• **Your goal**
Below is a listing. Gather each line of it that contains "terrain".

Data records
>> begin

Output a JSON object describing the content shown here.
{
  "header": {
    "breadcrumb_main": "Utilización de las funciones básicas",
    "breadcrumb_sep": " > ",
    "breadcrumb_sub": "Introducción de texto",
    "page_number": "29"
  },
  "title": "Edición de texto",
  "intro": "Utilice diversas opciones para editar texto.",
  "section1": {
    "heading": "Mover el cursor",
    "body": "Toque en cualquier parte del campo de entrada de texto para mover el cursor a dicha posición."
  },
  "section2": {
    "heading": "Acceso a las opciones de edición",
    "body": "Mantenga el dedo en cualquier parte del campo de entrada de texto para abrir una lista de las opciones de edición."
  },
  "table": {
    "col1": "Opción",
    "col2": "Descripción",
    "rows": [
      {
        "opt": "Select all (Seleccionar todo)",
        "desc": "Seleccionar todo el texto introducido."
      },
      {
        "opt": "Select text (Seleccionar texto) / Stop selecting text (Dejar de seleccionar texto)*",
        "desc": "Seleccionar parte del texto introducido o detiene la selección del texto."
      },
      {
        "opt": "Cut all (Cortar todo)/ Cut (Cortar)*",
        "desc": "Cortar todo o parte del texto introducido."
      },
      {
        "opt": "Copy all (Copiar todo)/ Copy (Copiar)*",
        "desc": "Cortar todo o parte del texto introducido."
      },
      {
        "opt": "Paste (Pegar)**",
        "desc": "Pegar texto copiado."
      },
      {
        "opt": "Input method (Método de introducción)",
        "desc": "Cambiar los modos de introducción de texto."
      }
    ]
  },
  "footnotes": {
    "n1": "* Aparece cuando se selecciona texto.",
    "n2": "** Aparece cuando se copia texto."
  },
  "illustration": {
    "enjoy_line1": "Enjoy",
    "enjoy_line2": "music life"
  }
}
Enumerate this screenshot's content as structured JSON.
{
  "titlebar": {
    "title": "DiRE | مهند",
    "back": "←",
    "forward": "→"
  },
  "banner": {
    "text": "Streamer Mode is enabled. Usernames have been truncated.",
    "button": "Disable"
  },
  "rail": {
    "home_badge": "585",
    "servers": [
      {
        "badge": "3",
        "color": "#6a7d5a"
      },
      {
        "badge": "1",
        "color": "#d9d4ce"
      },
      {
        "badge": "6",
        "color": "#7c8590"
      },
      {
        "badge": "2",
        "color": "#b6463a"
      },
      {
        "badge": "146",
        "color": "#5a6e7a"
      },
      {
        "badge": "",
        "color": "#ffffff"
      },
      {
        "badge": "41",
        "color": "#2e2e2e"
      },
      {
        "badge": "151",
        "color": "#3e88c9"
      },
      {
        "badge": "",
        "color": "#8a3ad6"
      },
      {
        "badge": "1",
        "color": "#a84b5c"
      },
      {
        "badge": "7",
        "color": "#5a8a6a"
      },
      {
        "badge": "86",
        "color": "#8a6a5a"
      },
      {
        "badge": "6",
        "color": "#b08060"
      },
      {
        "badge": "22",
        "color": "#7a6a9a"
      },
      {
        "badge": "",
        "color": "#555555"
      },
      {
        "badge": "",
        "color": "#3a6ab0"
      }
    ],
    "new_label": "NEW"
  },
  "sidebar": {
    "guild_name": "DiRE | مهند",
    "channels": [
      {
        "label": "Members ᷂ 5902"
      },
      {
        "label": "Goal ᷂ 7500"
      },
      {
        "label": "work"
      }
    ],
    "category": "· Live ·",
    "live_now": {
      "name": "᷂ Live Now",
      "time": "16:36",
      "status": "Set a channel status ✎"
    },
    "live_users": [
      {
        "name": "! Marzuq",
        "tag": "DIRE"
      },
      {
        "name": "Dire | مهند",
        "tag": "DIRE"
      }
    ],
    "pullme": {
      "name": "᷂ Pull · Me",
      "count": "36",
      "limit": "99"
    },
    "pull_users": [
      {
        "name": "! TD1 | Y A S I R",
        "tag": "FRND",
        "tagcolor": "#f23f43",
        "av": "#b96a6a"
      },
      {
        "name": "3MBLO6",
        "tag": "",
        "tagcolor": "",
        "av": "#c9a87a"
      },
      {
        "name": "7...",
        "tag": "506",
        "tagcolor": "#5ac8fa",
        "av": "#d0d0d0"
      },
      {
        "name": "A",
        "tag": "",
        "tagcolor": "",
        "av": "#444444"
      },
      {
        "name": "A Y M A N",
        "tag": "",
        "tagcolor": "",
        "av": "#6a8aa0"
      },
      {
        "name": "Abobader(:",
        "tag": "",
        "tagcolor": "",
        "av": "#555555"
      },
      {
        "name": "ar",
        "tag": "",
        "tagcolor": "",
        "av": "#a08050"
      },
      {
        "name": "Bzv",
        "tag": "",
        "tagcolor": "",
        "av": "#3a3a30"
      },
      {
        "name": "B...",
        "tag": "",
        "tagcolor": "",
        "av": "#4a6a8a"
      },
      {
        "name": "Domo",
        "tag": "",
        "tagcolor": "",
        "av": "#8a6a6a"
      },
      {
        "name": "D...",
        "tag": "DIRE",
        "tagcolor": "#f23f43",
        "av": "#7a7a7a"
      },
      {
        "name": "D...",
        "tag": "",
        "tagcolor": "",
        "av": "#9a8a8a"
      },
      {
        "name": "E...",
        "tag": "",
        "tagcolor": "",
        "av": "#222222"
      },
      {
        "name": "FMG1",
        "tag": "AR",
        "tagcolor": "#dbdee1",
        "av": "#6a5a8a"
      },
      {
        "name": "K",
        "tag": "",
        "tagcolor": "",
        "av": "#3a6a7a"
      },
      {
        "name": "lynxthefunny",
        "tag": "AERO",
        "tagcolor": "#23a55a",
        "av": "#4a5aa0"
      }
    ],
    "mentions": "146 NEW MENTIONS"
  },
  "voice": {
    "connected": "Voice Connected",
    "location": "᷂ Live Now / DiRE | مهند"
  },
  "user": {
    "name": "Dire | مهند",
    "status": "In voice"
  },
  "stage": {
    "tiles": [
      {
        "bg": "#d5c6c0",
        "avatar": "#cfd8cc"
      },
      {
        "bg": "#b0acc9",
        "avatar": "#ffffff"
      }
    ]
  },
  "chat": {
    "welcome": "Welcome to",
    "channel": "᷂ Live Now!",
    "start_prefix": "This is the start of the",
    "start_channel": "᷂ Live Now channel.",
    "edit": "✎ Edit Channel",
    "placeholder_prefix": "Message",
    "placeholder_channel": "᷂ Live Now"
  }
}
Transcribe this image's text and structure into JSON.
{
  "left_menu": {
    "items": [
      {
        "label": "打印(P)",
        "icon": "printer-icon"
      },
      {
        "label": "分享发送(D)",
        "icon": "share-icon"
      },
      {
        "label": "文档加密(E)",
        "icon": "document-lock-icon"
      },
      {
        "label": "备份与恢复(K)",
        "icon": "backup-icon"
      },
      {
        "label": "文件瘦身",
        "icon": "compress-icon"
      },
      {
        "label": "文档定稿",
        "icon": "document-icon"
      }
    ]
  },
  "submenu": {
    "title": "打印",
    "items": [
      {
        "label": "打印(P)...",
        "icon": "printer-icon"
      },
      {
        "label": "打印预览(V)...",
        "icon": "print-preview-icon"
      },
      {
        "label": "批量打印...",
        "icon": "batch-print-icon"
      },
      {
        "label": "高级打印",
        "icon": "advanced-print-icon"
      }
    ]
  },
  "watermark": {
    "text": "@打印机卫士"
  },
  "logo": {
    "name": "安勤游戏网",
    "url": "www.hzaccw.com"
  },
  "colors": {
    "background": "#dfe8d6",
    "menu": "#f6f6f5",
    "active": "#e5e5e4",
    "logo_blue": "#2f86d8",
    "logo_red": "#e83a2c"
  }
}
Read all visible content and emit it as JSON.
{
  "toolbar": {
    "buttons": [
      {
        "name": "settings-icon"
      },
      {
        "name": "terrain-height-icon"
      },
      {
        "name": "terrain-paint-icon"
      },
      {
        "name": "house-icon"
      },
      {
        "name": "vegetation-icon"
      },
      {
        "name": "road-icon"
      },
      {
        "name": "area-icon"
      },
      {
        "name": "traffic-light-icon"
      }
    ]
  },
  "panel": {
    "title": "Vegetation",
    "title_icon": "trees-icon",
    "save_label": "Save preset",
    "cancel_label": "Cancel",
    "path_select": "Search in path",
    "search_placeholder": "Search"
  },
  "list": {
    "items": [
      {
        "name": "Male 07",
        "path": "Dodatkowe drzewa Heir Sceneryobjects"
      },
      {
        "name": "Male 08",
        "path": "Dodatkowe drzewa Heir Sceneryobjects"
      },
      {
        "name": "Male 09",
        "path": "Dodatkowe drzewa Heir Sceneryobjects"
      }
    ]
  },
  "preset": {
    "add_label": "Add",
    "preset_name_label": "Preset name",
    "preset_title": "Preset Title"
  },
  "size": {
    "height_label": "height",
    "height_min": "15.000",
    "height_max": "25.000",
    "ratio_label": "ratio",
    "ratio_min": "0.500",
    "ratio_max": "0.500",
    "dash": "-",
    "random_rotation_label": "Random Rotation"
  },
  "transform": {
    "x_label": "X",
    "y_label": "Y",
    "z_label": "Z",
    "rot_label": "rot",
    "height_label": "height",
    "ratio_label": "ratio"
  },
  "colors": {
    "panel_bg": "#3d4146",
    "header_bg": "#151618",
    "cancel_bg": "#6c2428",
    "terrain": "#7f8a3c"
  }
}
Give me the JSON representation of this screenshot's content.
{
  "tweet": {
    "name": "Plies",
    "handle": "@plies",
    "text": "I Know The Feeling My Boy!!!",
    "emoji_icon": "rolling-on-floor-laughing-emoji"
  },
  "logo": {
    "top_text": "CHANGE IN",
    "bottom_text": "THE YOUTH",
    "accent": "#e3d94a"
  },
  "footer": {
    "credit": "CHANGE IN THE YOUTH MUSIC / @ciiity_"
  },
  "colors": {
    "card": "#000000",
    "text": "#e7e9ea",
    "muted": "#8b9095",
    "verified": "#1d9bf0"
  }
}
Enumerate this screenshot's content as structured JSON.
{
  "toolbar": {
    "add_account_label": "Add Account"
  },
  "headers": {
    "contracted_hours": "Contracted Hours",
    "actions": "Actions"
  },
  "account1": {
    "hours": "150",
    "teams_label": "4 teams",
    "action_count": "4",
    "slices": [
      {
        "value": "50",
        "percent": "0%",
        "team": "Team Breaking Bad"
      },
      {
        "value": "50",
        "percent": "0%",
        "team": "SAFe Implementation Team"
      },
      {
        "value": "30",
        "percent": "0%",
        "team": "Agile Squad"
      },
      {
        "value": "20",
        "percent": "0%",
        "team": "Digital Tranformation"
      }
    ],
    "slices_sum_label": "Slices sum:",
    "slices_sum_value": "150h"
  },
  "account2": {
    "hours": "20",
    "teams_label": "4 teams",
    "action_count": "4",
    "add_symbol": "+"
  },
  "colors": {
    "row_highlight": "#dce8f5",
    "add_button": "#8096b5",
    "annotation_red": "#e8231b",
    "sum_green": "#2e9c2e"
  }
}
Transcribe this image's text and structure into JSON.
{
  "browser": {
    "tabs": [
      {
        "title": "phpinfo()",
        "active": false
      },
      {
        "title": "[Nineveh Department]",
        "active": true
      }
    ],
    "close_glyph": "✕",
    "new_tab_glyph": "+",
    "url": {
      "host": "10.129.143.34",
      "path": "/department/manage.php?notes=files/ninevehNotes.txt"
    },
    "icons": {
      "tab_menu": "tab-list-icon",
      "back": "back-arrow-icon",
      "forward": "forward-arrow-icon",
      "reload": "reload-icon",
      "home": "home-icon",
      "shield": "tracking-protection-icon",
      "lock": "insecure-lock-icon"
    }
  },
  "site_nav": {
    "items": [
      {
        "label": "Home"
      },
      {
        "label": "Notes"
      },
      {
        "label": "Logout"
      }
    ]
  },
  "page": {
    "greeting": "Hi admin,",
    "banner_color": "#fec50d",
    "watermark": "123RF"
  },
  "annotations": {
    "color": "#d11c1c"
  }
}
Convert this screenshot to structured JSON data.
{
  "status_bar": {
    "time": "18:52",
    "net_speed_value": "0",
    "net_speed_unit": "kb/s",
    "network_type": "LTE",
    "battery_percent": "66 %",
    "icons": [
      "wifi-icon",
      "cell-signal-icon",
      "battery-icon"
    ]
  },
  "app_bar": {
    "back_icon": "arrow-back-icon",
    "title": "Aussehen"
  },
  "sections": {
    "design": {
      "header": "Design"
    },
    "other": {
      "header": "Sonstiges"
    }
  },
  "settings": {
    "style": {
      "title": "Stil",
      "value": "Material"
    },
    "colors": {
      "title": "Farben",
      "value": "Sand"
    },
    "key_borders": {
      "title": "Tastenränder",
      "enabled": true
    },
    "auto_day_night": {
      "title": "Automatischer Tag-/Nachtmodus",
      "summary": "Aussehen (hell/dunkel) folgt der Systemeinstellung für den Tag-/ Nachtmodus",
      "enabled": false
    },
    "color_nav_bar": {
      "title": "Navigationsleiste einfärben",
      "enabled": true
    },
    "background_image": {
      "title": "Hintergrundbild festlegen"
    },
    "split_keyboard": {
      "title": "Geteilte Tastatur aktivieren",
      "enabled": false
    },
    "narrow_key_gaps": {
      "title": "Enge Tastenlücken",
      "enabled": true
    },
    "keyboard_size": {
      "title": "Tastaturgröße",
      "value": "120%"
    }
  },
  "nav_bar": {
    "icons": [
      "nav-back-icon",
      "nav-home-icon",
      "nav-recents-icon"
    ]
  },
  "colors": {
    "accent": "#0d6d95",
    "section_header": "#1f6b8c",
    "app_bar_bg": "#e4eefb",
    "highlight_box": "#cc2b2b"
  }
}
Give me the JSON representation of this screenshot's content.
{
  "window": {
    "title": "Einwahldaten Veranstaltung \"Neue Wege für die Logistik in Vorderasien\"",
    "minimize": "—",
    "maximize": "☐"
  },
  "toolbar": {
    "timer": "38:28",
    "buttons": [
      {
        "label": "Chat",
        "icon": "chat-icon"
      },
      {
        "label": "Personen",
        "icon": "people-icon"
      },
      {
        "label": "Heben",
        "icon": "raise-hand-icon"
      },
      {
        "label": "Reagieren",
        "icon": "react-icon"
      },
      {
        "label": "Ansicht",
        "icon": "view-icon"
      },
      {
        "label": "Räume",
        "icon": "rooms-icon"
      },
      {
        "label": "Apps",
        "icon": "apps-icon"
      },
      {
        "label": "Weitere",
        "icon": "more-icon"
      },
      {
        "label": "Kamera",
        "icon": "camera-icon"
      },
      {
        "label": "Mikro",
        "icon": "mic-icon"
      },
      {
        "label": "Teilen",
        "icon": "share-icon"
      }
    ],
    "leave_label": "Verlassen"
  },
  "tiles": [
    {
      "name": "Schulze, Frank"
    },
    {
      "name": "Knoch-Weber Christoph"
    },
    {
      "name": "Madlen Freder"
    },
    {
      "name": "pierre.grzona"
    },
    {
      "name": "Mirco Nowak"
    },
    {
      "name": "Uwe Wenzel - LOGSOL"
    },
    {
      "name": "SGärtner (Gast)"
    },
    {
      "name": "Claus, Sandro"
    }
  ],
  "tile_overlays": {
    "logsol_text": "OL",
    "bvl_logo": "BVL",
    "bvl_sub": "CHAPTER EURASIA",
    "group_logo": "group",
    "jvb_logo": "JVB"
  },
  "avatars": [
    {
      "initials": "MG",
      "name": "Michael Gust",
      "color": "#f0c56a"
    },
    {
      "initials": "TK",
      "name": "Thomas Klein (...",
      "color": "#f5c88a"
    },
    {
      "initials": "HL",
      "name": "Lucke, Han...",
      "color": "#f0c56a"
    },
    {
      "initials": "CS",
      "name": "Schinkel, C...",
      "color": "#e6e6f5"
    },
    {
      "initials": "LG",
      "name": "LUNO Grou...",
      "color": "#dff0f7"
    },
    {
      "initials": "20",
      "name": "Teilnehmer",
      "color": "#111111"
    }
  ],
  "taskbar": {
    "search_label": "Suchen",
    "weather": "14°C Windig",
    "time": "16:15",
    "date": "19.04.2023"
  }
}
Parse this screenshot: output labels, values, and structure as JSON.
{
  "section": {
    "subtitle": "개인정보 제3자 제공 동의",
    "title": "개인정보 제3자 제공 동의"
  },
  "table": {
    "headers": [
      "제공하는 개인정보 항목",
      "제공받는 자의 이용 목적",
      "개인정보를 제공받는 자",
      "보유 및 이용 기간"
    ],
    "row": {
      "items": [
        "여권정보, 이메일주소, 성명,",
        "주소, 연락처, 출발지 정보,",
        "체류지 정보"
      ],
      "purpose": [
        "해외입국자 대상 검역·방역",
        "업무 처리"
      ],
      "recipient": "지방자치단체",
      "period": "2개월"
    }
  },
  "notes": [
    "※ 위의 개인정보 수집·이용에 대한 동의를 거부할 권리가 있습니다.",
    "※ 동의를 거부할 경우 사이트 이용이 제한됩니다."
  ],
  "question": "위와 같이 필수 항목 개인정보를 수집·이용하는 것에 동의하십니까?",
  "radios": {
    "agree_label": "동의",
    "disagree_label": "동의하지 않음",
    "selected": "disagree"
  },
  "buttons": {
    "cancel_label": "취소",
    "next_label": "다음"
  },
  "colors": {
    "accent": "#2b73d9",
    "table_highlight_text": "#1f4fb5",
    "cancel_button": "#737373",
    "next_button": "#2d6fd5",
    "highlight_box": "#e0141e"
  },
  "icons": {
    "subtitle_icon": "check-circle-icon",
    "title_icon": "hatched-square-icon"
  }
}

>> end

• **Written answer**
        "name": "terrain-height-icon"
        "name": "terrain-paint-icon"
    "terrain": "#7f8a3c"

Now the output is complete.